** start of Text excerpt **
The primary value of Murray's work was her understanding of the persistence of Pagan folk customs in Britain and her realization that Witchcraft could not be examined in isolation from the comparative history of religions or from the study of anthropology and folklore. But most scholars today dismiss most of her work.
 
Studies of European witchcraft, particularly of what has come to be called the witch craze of the sixteenth and seventeenth centuries, are so vast that to summarize scholarship after Murray would be impossible in a book of this nature. Also, the scholarly landscape has changed completely since
Drawing Down the Moon
was first published.
Norman Cohn: Witchcraft as Delusion
The late historian Norman Cohn was the author of
Europe's Inner Demons
(1975). Cohn argued that the stereotype of the witch comes from a specific fantasy that originated in antiquity. This fantasy—that there exists in the midst of the larger society a small clandestine society engaged in antihuman practices, including infanticide, incest, cannibalism, bestiality, and orgiastic sex—was an age-old tradition. It was first used by the Romans to characterize Christians, and later by the Christians to characterize Jews as well as heretical Christian sects such as the Cathars, the Waldensians, the Manichaeans, the Montanists, and groups such as the Knights Templar.
Cohn doubted that a sect of witches ever existed; therefore his book is the history of a “fantasy.” He argued that folklorists Jacob Grimm and Girolamo Tartarotti—long considered the originators of the view that witchcraft is a pre-Christian religion—merely drew attention to the persistence of pre-Christian folk beliefs that later contributed to the stereotype of the witch. Karl Jarcke in 1828 first stated that witchcraft was the former Pagan religion of Germany, surviving among the common people. Ten years later Franz Joseph Mone described German Witchcraft as an underground esoteric cult. Cohn believed neither theory was convincing; neither Jarcke nor Mone could show that the worship of ancient gods was “practised by organized, clandestine groups in the Middle Ages.” Cohn's next victim was the historian Jules Michelet, whose famous book on witchcraft,
La Sorcière,
appeared in 1862. He characterized Michelet as an “aging romantic radical with neither time nor desire for detailed research.” He argued against Michelet's view that witchcraft was a protest by medieval serfs against an oppressive social order and that those serfs came together in secret to perform ancient Pagan dances and satires of their oppressors. Such a view, wrote Cohn, was prompted by “a passionate urge to rehabilitate two oppressed classes—women, and the medieval peasantry,” but there was no evidence behind it.
Next, Cohn took on the idea of witchcraft as the survival of a fertility cult. He wrote that Frazer's
The Golden Bough
“launched a cult of fertility cults,” and in 1921, when Murray's theory of the Dianic cult appeared, “the influence of
The Golden Bough
was at its height.” He was completely contemptuous of Murray. Because she was sixty years old when she put forth her theory, he was convinced that her mind was rigidly “set in an exaggerated and distorted version of the Frazerian mould.” (In fact, throughout the book Cohn uses age as a reason to dismiss a scholar or an idea.) He argued—like many other scholars—that Murray could not prove the existence of an organized cult. But his main criticism was that she eliminated the fantastic features of the witch trial reports and gave a false impression that realistic accounts of the sabbat existed. If there are parallels between the descriptions of the sabbats and fertility rites, they are, he observed, meaningless. For him the sabbats were a complete delusion, a fiction. He rebuked such historians as Elliot Rose and Jeffrey Burton Russell for still being under Murray's influence despite their criticism of her work; and he expressed dismay that Murray's work had “stimulated the extraordinary proliferation of ‘witches' covens' in Western Europe and the United States during the past decade, culminating in the foundation of the Witches International Craft Association, with headquarters in New York.”
** end of Text excerpt **
Task list =>
**1.** In the excerpt on witchcraft scholarship, in what year did Karl Jarcke first state that witchcraft was the former Pagan religion of Germany?
**2.** Copy the passage of the excerpt on witchcraft scholarship between "The primary value" and "of her work.", inclusive.
** start of Material shown **
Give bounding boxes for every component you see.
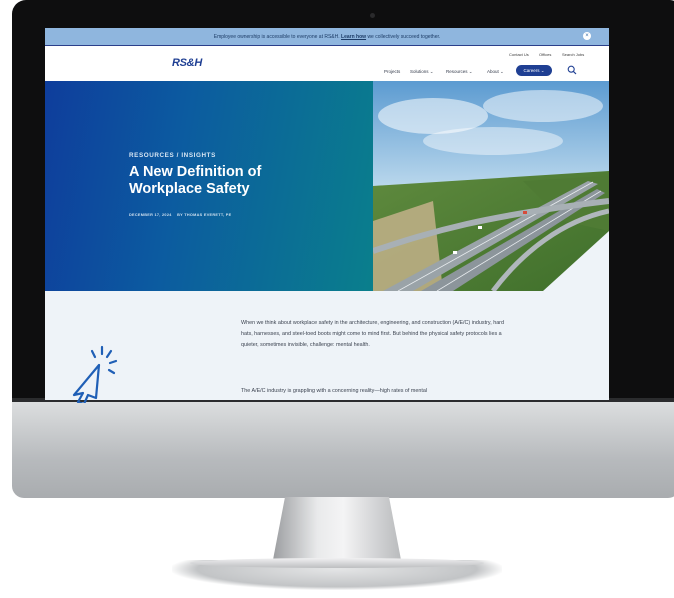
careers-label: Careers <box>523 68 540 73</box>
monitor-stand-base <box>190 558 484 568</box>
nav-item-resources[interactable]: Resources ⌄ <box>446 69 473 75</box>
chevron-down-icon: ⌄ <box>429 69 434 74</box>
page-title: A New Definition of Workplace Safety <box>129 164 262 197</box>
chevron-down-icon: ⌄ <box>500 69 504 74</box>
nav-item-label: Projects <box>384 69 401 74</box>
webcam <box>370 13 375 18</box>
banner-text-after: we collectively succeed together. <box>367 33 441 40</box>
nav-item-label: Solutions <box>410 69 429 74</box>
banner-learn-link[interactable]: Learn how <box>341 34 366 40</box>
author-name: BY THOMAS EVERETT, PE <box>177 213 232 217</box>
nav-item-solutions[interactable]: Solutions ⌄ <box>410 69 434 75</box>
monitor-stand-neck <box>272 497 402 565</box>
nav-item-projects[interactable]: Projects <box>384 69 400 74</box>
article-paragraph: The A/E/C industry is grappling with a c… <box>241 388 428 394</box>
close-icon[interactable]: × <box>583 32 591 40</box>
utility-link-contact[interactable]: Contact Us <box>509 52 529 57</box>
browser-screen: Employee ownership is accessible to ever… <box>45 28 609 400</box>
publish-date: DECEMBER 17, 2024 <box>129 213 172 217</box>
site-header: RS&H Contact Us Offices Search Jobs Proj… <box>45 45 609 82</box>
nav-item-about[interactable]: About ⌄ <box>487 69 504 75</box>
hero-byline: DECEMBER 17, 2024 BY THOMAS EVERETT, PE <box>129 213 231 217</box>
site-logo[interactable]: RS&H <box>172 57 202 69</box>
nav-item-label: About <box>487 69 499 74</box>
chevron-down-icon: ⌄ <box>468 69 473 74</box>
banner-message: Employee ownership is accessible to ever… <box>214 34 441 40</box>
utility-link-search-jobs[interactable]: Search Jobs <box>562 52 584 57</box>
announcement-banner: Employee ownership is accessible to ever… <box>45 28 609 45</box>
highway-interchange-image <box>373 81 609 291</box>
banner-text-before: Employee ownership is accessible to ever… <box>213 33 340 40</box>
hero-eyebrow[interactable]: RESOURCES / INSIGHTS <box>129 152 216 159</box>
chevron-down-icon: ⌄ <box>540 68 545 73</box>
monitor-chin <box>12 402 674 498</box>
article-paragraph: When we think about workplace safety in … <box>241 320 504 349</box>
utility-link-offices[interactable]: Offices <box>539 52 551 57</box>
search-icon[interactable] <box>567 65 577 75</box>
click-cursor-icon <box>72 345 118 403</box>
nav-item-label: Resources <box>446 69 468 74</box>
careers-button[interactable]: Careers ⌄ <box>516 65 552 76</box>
** end of Material shown **
** start of Material shown **
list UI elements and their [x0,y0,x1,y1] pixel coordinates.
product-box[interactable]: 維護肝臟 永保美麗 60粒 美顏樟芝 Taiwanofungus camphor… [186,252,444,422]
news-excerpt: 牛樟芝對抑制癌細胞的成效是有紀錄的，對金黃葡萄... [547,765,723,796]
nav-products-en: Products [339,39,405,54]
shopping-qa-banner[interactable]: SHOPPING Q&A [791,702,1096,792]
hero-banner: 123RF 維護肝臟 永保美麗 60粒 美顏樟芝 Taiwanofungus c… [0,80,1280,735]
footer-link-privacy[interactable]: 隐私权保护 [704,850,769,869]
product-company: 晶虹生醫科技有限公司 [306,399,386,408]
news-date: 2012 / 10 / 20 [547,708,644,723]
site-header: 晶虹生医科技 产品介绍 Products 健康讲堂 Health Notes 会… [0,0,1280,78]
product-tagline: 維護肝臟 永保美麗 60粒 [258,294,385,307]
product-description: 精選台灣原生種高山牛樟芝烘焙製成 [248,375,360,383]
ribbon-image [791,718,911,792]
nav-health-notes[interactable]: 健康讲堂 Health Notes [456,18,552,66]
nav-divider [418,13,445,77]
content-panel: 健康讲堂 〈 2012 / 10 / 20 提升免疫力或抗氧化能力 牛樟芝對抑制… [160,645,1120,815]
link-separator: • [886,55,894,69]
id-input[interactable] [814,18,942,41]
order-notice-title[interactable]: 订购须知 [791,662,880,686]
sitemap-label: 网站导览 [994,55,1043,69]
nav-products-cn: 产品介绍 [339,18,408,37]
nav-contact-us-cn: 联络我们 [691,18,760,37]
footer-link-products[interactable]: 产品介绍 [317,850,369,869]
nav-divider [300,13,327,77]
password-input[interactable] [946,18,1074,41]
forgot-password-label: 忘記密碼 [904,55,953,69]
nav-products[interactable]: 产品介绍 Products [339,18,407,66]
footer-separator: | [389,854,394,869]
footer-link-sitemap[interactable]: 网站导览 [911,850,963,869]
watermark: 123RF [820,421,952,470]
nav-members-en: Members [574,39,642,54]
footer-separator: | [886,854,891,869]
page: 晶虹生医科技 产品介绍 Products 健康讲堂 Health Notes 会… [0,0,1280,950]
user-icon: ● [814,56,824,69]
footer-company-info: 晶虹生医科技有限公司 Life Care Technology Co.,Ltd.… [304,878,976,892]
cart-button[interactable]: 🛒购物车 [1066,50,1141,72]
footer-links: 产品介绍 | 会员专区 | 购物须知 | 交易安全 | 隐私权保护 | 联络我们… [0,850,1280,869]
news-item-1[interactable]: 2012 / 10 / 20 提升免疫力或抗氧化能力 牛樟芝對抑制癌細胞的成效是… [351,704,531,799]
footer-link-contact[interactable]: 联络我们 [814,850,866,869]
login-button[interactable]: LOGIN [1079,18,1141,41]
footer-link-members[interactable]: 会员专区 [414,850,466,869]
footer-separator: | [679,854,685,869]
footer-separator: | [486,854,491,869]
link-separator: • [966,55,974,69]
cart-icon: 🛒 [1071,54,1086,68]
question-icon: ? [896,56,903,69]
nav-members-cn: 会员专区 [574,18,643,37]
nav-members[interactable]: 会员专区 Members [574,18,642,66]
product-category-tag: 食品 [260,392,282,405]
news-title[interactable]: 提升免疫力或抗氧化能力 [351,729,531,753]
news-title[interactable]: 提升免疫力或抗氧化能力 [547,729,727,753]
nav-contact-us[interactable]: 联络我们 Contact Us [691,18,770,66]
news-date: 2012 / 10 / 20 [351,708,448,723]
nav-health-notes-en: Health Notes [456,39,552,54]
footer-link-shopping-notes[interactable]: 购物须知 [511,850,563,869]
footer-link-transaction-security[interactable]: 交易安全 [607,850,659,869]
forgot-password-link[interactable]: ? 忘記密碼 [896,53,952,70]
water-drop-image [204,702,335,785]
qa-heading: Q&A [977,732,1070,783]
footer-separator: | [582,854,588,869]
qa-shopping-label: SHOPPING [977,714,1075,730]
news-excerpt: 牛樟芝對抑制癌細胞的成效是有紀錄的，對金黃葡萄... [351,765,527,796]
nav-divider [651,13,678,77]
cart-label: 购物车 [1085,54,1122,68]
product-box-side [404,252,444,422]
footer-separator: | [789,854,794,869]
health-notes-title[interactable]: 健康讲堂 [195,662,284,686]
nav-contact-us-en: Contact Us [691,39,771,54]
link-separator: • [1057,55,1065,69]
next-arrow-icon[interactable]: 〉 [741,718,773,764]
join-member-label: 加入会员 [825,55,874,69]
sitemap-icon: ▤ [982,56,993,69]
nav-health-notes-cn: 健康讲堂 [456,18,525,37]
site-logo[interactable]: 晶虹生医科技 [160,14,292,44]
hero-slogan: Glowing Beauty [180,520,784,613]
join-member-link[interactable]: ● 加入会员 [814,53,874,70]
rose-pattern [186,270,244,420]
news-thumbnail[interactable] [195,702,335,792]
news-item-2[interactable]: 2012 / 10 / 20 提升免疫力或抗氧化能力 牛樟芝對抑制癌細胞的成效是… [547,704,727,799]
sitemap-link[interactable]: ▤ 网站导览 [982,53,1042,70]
** end of Material shown **
** start of Material shown **
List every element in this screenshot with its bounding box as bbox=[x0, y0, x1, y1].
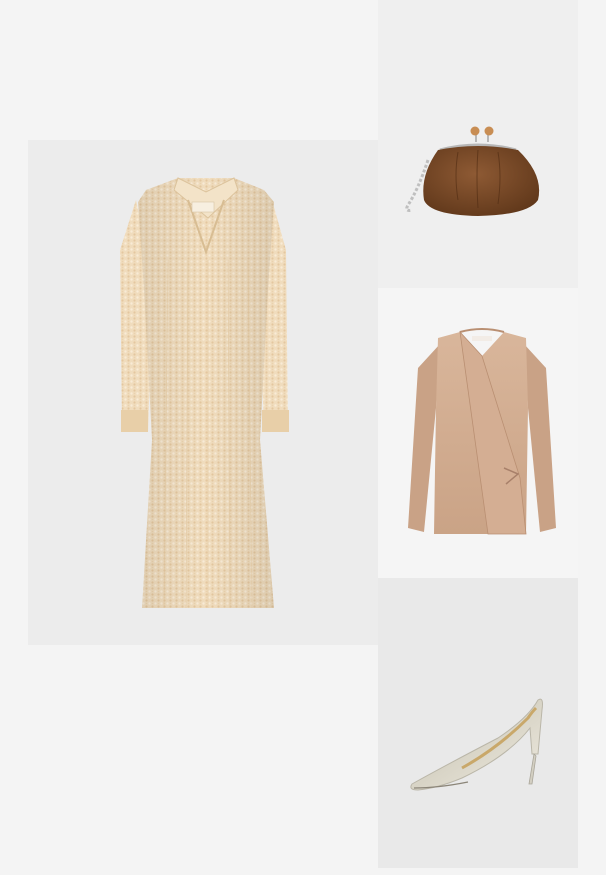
** end of Material shown **
Outputs =>
**1.** 1828

**2.**
The primary value of Murray's work was her understanding of the persistence of Pagan folk customs in Britain and her realization that Witchcraft could not be examined in isolation from the comparative history of religions or from the study of anthropology and folklore. But most scholars today dismiss most of her work.